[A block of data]
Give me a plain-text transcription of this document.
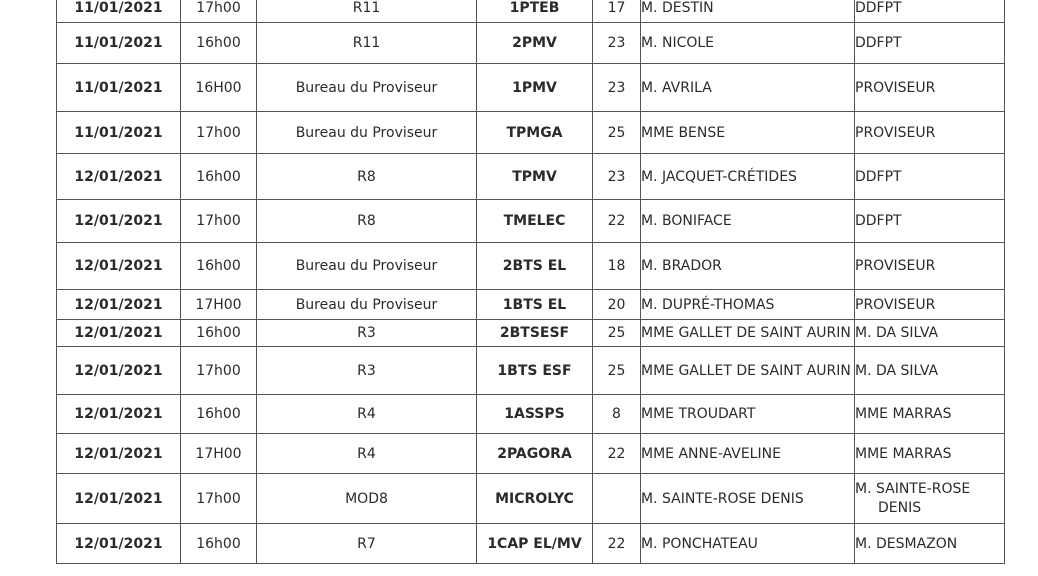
11/01/2021	17h00	R11	1PTEB	17	M. DESTIN	DDFPT
11/01/2021	16h00	R11	2PMV	23	M. NICOLE	DDFPT
11/01/2021	16H00	Bureau du Proviseur	1PMV	23	M. AVRILA	PROVISEUR
11/01/2021	17h00	Bureau du Proviseur	TPMGA	25	MME BENSE	PROVISEUR
12/01/2021	16h00	R8	TPMV	23	M. JACQUET-CRÉTIDES	DDFPT
12/01/2021	17h00	R8	TMELEC	22	M. BONIFACE	DDFPT
12/01/2021	16h00	Bureau du Proviseur	2BTS EL	18	M. BRADOR	PROVISEUR
12/01/2021	17H00	Bureau du Proviseur	1BTS EL	20	M. DUPRÉ-THOMAS	PROVISEUR
12/01/2021	16h00	R3	2BTSESF	25	MME GALLET DE SAINT AURIN	M. DA SILVA
12/01/2021	17h00	R3	1BTS ESF	25	MME GALLET DE SAINT AURIN	M. DA SILVA
12/01/2021	16h00	R4	1ASSPS	8	MME TROUDART	MME MARRAS
12/01/2021	17H00	R4	2PAGORA	22	MME ANNE-AVELINE	MME MARRAS
12/01/2021	17h00	MOD8	MICROLYC		M. SAINTE-ROSE DENIS	M. SAINTE-ROSE
DENIS

12/01/2021	16h00	R7	1CAP EL/MV	22	M. PONCHATEAU	M. DESMAZON
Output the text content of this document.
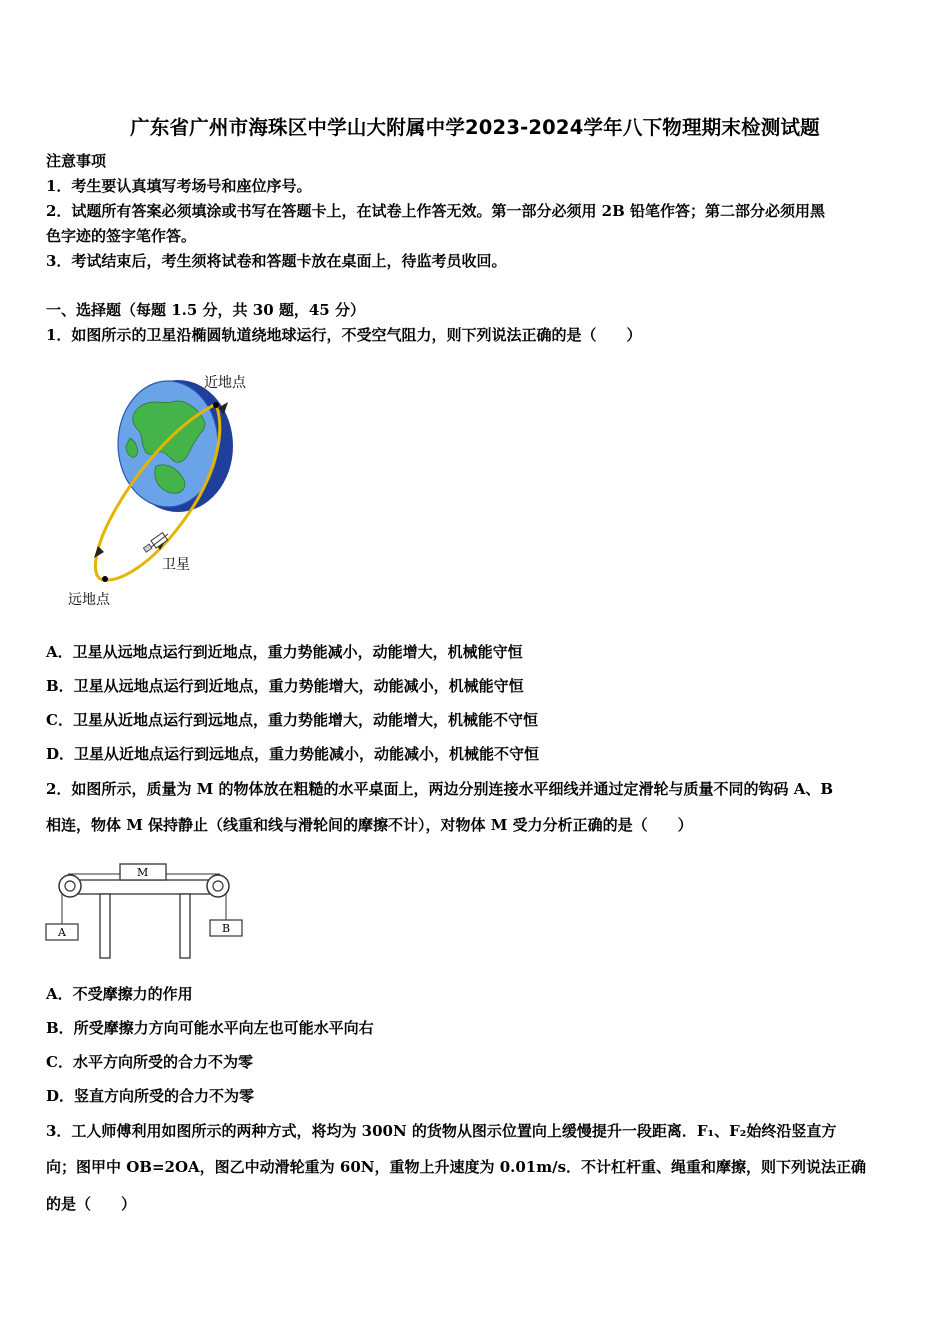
广东省广州市海珠区中学山大附属中学2023-2024学年八下物理期末检测试题
注意事项
1．考生要认真填写考场号和座位序号。
2．试题所有答案必须填涂或书写在答题卡上，在试卷上作答无效。第一部分必须用 2B 铅笔作答；第二部分必须用黑
色字迹的签字笔作答。
3．考试结束后，考生须将试卷和答题卡放在桌面上，待监考员收回。
一、选择题（每题 1.5 分，共 30 题，45 分）
1．如图所示的卫星沿椭圆轨道绕地球运行，不受空气阻力，则下列说法正确的是（　　）
近地点
远地点
卫星
A．卫星从远地点运行到近地点，重力势能减小，动能增大，机械能守恒
B．卫星从远地点运行到近地点，重力势能增大，动能减小，机械能守恒
C．卫星从近地点运行到远地点，重力势能增大，动能增大，机械能不守恒
D．卫星从近地点运行到远地点，重力势能减小，动能减小，机械能不守恒
2．如图所示，质量为 M 的物体放在粗糙的水平桌面上，两边分别连接水平细线并通过定滑轮与质量不同的钩码 A、B
相连，物体 M 保持静止（线重和线与滑轮间的摩擦不计），对物体 M 受力分析正确的是（　　）
M
A	B
A．不受摩擦力的作用
B．所受摩擦力方向可能水平向左也可能水平向右
C．水平方向所受的合力不为零
D．竖直方向所受的合力不为零
3．工人师傅利用如图所示的两种方式，将均为 300N 的货物从图示位置向上缓慢提升一段距离．F₁、F₂始终沿竖直方
向；图甲中 OB=2OA，图乙中动滑轮重为 60N，重物上升速度为 0.01m/s．不计杠杆重、绳重和摩擦，则下列说法正确
的是（　　）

*Short task*. Gather each line from the entries above that includes the word "this".

*Exercise answer*.
Give me a plain-text transcription of this document.
Output the text content of this document.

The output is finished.